- **SUPPLIED DATA**
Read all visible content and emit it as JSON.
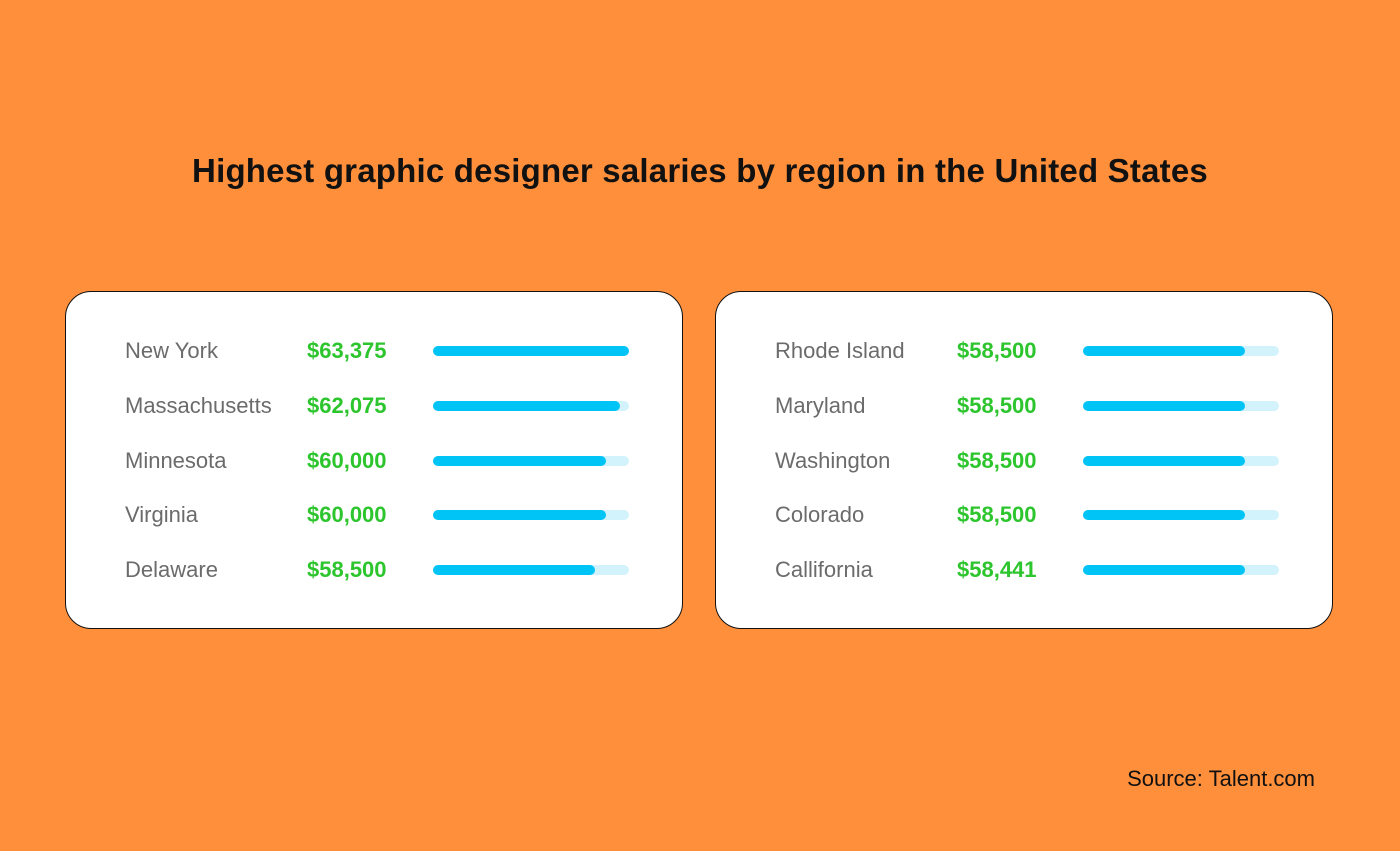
{
  "chart_data": {
    "type": "bar",
    "title": "Highest graphic designer salaries by region in the United States",
    "source": "Source: Talent.com",
    "max_value": 63375,
    "colors": {
      "background": "#FF8F3B",
      "bar": "#00C3F6",
      "track": "#D2F3FC",
      "value_text": "#2DC52D"
    },
    "panels": [
      {
        "rows": [
          {
            "category": "New York",
            "label": "$63,375",
            "value": 63375
          },
          {
            "category": "Massachusetts",
            "label": "$62,075",
            "value": 62075
          },
          {
            "category": "Minnesota",
            "label": "$60,000",
            "value": 60000
          },
          {
            "category": "Virginia",
            "label": "$60,000",
            "value": 60000
          },
          {
            "category": "Delaware",
            "label": "$58,500",
            "value": 58500
          }
        ]
      },
      {
        "rows": [
          {
            "category": "Rhode Island",
            "label": "$58,500",
            "value": 58500
          },
          {
            "category": "Maryland",
            "label": "$58,500",
            "value": 58500
          },
          {
            "category": "Washington",
            "label": "$58,500",
            "value": 58500
          },
          {
            "category": "Colorado",
            "label": "$58,500",
            "value": 58500
          },
          {
            "category": "Callifornia",
            "label": "$58,441",
            "value": 58441
          }
        ]
      }
    ]
  }
}
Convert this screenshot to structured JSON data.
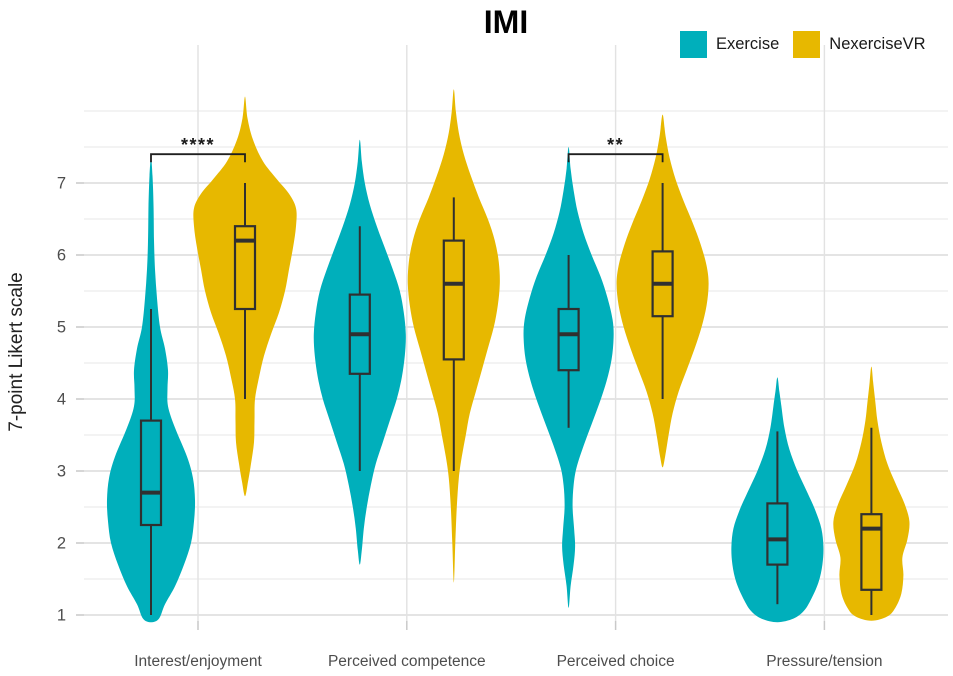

- **SHORT TASK**
Tell how many lines of the material above hold "JSON", answering with a bare number.

- **WRITTEN ANSWER**
2